### REQUIRED WORK
Lay out every line of the material below as a numbered list, leaving out any blank lines.

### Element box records
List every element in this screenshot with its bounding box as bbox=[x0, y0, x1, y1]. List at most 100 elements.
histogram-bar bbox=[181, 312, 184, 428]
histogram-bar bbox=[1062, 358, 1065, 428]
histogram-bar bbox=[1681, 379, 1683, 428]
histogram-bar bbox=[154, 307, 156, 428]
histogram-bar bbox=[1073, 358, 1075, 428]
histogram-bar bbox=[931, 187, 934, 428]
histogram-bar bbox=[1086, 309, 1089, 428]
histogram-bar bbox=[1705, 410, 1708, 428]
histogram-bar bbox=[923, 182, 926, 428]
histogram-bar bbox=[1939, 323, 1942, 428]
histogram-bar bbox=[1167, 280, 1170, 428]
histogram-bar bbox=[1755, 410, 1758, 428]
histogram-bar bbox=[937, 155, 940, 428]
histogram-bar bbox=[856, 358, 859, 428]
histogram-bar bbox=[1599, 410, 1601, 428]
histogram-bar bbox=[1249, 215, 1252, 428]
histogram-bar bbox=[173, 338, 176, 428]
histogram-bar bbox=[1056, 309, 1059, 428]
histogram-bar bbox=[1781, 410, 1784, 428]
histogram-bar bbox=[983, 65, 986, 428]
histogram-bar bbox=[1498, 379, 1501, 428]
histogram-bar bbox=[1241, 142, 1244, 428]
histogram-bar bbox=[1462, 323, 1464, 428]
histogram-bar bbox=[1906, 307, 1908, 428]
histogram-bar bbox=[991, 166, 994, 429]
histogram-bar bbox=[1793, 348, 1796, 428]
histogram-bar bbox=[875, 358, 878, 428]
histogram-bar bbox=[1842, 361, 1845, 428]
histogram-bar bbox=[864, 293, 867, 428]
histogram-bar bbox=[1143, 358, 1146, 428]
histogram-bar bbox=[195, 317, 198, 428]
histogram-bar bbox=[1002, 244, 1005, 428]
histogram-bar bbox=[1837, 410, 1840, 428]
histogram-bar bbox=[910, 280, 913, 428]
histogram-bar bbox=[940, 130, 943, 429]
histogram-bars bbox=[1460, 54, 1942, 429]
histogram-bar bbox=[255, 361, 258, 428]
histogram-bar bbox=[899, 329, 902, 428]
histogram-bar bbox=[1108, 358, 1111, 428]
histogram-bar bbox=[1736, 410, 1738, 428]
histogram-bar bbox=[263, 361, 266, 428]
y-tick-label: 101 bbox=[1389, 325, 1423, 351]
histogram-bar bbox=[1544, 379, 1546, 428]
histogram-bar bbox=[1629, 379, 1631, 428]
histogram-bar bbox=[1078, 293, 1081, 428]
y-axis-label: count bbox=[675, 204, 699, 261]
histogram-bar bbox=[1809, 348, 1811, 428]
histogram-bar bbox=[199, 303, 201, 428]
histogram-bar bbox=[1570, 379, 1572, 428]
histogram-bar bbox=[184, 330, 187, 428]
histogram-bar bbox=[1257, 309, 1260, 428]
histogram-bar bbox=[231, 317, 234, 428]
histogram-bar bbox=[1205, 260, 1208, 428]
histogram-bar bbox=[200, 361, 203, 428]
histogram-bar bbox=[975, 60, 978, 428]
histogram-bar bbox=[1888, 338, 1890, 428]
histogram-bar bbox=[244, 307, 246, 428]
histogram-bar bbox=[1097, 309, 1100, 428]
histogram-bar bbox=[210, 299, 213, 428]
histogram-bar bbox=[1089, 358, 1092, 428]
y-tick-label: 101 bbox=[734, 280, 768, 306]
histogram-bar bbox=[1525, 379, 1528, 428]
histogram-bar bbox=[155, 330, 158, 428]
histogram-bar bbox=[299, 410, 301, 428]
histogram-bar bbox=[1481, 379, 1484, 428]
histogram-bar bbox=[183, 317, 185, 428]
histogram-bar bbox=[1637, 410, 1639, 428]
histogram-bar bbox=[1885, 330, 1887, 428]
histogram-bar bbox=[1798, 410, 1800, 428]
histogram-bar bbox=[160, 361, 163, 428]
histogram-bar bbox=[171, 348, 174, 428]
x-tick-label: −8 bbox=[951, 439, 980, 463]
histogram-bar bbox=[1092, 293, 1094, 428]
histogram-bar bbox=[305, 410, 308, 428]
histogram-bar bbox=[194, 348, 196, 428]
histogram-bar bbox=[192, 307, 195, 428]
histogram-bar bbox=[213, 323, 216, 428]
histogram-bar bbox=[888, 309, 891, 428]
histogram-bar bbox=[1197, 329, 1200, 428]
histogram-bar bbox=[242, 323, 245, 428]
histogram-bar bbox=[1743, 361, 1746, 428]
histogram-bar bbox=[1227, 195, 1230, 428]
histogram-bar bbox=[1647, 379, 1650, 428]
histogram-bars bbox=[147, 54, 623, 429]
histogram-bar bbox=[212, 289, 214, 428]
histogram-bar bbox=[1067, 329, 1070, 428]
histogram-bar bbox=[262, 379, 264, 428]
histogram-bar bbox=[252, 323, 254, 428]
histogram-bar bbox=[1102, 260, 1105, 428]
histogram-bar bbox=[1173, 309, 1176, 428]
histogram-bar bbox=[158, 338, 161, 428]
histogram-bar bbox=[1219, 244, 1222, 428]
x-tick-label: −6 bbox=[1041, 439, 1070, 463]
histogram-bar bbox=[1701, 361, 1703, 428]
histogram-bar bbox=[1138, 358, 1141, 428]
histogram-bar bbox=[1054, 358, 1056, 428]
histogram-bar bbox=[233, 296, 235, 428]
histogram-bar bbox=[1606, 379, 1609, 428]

### REPLY TO THE EXERCISE
1. List every element in this screenshot with its bounding box as bbox=[x0, y0, x1, y1]. List at most 100 elements.
2. histogram-bar bbox=[181, 312, 184, 428]
3. histogram-bar bbox=[1062, 358, 1065, 428]
4. histogram-bar bbox=[1681, 379, 1683, 428]
5. histogram-bar bbox=[154, 307, 156, 428]
6. histogram-bar bbox=[1073, 358, 1075, 428]
7. histogram-bar bbox=[931, 187, 934, 428]
8. histogram-bar bbox=[1086, 309, 1089, 428]
9. histogram-bar bbox=[1705, 410, 1708, 428]
10. histogram-bar bbox=[923, 182, 926, 428]
11. histogram-bar bbox=[1939, 323, 1942, 428]
12. histogram-bar bbox=[1167, 280, 1170, 428]
13. histogram-bar bbox=[1755, 410, 1758, 428]
14. histogram-bar bbox=[937, 155, 940, 428]
15. histogram-bar bbox=[856, 358, 859, 428]
16. histogram-bar bbox=[1599, 410, 1601, 428]
17. histogram-bar bbox=[1249, 215, 1252, 428]
18. histogram-bar bbox=[173, 338, 176, 428]
19. histogram-bar bbox=[1056, 309, 1059, 428]
20. histogram-bar bbox=[1781, 410, 1784, 428]
21. histogram-bar bbox=[983, 65, 986, 428]
22. histogram-bar bbox=[1498, 379, 1501, 428]
23. histogram-bar bbox=[1241, 142, 1244, 428]
24. histogram-bar bbox=[1462, 323, 1464, 428]
25. histogram-bar bbox=[1906, 307, 1908, 428]
26. histogram-bar bbox=[991, 166, 994, 429]
27. histogram-bar bbox=[1793, 348, 1796, 428]
28. histogram-bar bbox=[875, 358, 878, 428]
29. histogram-bar bbox=[1842, 361, 1845, 428]
30. histogram-bar bbox=[864, 293, 867, 428]
31. histogram-bar bbox=[1143, 358, 1146, 428]
32. histogram-bar bbox=[195, 317, 198, 428]
33. histogram-bar bbox=[1002, 244, 1005, 428]
34. histogram-bar bbox=[1837, 410, 1840, 428]
35. histogram-bar bbox=[910, 280, 913, 428]
36. histogram-bar bbox=[940, 130, 943, 429]
37. histogram-bars bbox=[1460, 54, 1942, 429]
38. histogram-bar bbox=[255, 361, 258, 428]
39. histogram-bar bbox=[899, 329, 902, 428]
40. histogram-bar bbox=[1108, 358, 1111, 428]
41. histogram-bar bbox=[1736, 410, 1738, 428]
42. histogram-bar bbox=[263, 361, 266, 428]
43. y-tick-label: 101 bbox=[1389, 325, 1423, 351]
44. histogram-bar bbox=[1544, 379, 1546, 428]
45. histogram-bar bbox=[1629, 379, 1631, 428]
46. histogram-bar bbox=[1078, 293, 1081, 428]
47. y-axis-label: count bbox=[675, 204, 699, 261]
48. histogram-bar bbox=[1809, 348, 1811, 428]
49. histogram-bar bbox=[199, 303, 201, 428]
50. histogram-bar bbox=[1570, 379, 1572, 428]
51. histogram-bar bbox=[184, 330, 187, 428]
52. histogram-bar bbox=[1257, 309, 1260, 428]
53. histogram-bar bbox=[231, 317, 234, 428]
54. histogram-bar bbox=[1205, 260, 1208, 428]
55. histogram-bar bbox=[200, 361, 203, 428]
56. histogram-bar bbox=[975, 60, 978, 428]
57. histogram-bar bbox=[1888, 338, 1890, 428]
58. histogram-bar bbox=[244, 307, 246, 428]
59. histogram-bar bbox=[1097, 309, 1100, 428]
60. histogram-bar bbox=[210, 299, 213, 428]
61. histogram-bar bbox=[1089, 358, 1092, 428]
62. y-tick-label: 101 bbox=[734, 280, 768, 306]
63. histogram-bar bbox=[1525, 379, 1528, 428]
64. histogram-bar bbox=[155, 330, 158, 428]
65. histogram-bar bbox=[299, 410, 301, 428]
66. histogram-bar bbox=[1481, 379, 1484, 428]
67. histogram-bar bbox=[183, 317, 185, 428]
68. histogram-bar bbox=[1637, 410, 1639, 428]
69. histogram-bar bbox=[1885, 330, 1887, 428]
70. histogram-bar bbox=[1798, 410, 1800, 428]
71. histogram-bar bbox=[160, 361, 163, 428]
72. histogram-bar bbox=[171, 348, 174, 428]
73. x-tick-label: −8 bbox=[951, 439, 980, 463]
74. histogram-bar bbox=[1092, 293, 1094, 428]
75. histogram-bar bbox=[305, 410, 308, 428]
76. histogram-bar bbox=[194, 348, 196, 428]
77. histogram-bar bbox=[192, 307, 195, 428]
78. histogram-bar bbox=[213, 323, 216, 428]
79. histogram-bar bbox=[888, 309, 891, 428]
80. histogram-bar bbox=[1197, 329, 1200, 428]
81. histogram-bar bbox=[242, 323, 245, 428]
82. histogram-bar bbox=[1743, 361, 1746, 428]
83. histogram-bar bbox=[1227, 195, 1230, 428]
84. histogram-bar bbox=[1647, 379, 1650, 428]
85. histogram-bars bbox=[147, 54, 623, 429]
86. histogram-bar bbox=[212, 289, 214, 428]
87. histogram-bar bbox=[1067, 329, 1070, 428]
88. histogram-bar bbox=[262, 379, 264, 428]
89. histogram-bar bbox=[252, 323, 254, 428]
90. histogram-bar bbox=[1102, 260, 1105, 428]
91. histogram-bar bbox=[1173, 309, 1176, 428]
92. histogram-bar bbox=[158, 338, 161, 428]
93. histogram-bar bbox=[1219, 244, 1222, 428]
94. x-tick-label: −6 bbox=[1041, 439, 1070, 463]
95. histogram-bar bbox=[1701, 361, 1703, 428]
96. histogram-bar bbox=[1138, 358, 1141, 428]
97. histogram-bar bbox=[1054, 358, 1056, 428]
98. histogram-bar bbox=[233, 296, 235, 428]
99. histogram-bar bbox=[1606, 379, 1609, 428]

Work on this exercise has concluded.